■ Tasks for this exercise ■
a: Answer these questions using the commentary on infant diet:
(i) At what age does the commentary say babies require human breast milk?
(ii) What did the parents feed their infant for the first 6 weeks of life?
(iii) Which newspaper does the commentary say allowed Nina Planck to spread incorrect information on human nutrition?
b: Extend the commentary on infant diet past its last line.

■ Text segment ■
--- START ---

John McDougall, MD writes:

The scientific truth is: Babies at 6 weeks of age require human breast milk and any other diet means malnutrition. Imagine if the exact opposite approach killed an infant with a formula made of pulverized beef and cow's milk, would this have received similar worldwide press? I believe the case would have been properly considered child neglect (intentional or not) and have gone unnoticed except for those intimately involved. "People love to hear good news about their bad habits" so the tragedy of the death of an infant caused by misguided parents who fed their infant apple juice and soy milk for the first 6 weeks of life has been used to justify eating meat and drinking cow's milk ...

Nina Planck has been allowed by the New York Times to exploit the tragedy of a family and to spread commonly held, but scientifically incorrect, information on human nutrition. The author and the newspaper should be held accountable. Hopefully, the end result will be that people desiring the truth will take the trouble to look at the evidence. If this were to be the case, then this New York Times article could be the beginning of long overdue changes in the ways people eat. Write and tell everyone you know that the New York Times has done a sloppy job, and damage to the public, by allowing harmful lies to be spread-especially when you consider that Planck's message promotes a diet known to cause obesity, type-2 diabetes, heart disease, and major cancers. {read more}

And finally, here are some letters published in today's NY Times regarding this article.


Expressyourself said...

Very nice page!

Urban Vegan said...

--- END ---

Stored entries
--- START ---

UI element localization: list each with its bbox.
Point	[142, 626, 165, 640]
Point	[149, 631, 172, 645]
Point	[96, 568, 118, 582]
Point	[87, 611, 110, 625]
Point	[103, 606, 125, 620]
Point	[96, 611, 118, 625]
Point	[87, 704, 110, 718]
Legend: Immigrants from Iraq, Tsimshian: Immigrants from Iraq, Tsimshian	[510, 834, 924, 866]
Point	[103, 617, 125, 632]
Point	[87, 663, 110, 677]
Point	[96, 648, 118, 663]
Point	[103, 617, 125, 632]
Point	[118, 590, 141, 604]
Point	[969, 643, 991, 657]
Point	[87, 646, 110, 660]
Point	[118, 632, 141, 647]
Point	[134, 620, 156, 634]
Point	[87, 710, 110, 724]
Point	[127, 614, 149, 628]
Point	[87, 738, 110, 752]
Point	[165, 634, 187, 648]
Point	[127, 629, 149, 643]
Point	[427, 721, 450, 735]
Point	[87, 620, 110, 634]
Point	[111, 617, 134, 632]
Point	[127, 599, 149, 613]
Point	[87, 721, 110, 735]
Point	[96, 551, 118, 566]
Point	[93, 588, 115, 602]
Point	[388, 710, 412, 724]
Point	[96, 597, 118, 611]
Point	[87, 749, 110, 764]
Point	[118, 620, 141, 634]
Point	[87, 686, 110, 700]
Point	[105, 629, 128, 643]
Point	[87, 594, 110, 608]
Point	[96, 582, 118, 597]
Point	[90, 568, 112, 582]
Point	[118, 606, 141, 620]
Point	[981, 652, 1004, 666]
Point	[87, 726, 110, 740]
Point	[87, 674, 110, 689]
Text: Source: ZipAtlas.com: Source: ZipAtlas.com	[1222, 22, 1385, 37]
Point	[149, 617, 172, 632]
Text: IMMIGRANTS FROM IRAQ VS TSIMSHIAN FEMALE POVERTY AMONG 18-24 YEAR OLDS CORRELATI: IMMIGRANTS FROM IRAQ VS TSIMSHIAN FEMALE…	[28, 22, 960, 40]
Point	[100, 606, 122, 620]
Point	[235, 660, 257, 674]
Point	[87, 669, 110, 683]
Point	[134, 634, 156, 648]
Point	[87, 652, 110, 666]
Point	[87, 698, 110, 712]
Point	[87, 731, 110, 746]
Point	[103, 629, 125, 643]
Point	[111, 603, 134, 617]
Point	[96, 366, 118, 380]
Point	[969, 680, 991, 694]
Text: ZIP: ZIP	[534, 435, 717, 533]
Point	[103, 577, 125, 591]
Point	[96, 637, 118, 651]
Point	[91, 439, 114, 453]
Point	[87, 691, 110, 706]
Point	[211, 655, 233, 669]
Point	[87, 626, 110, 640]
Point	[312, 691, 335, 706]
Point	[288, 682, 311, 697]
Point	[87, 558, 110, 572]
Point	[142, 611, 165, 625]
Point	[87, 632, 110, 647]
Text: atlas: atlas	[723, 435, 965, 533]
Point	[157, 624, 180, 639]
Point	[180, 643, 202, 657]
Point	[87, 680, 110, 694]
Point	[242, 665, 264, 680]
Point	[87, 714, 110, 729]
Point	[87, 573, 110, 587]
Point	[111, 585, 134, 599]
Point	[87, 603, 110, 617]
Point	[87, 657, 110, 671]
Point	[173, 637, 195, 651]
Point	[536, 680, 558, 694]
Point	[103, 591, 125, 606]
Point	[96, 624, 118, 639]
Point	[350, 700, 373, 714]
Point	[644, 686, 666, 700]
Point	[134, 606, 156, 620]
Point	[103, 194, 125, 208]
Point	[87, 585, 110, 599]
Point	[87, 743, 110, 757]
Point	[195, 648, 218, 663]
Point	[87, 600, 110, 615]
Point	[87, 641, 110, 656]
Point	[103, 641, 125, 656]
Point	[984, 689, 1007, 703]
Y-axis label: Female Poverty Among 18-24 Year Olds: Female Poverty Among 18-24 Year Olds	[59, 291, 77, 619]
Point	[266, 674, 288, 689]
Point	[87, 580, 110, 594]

--- END ---

■ Responses for each task ■
a:
(i) 6 weeks
(ii) Apple juice and soy milk
(iii) The New York Times

b:
Nina Planck is a propagandist. Why does she feel so threatened by our peace-loving diet? Because she stands to lose MUCHO money, that's why.

Sara said...

Obviously neglect is neglect and the choice of diet is not the issue. But I wondered, what do you think of this article? Just out of pure curiosity. You don't have to read it all and reply if you don't have time!

Tamara said...

Hey Sara, how's it going? I didn't read the whole article but at a quick glance, here are my thoughts... There are three things that the author of the article you cited says that I agree with -

(1) it's hard to find the truth when both the dairy industry and the soy industry are spending big bucks getting their messages out to the public;

(2) ANY food, if eaten in huge quantities, is not healthy, whether that is beef or broccoli - we need a balanced diet for optimum health; and

(3) there are a lot of less-healthy soy products on the market today (ie, more processed, etc) so it doesn't work to just assume that because something is soy-based, it is automatically healthy.

Beyond that, she sounds kinda off her rocker, to tell you the truth. :-) Sounds like she has an axe to grind against the soy industry for whatever reason...

Here are some links to articles that I feel present a more balanced and accurate view of the 'soy controversy,' if you're interested:


Sara said...

Hi again! I AM interested, thanks for the links. That article was just the first one I ever happened upon that criticized soy, which concerns me as a vegetarian, I'm sure there are times I go overboard. Since I know you are so smart on the subject, I knew you would have some good info! Hey, we still want to hang out sometime, if we can ever figure out when!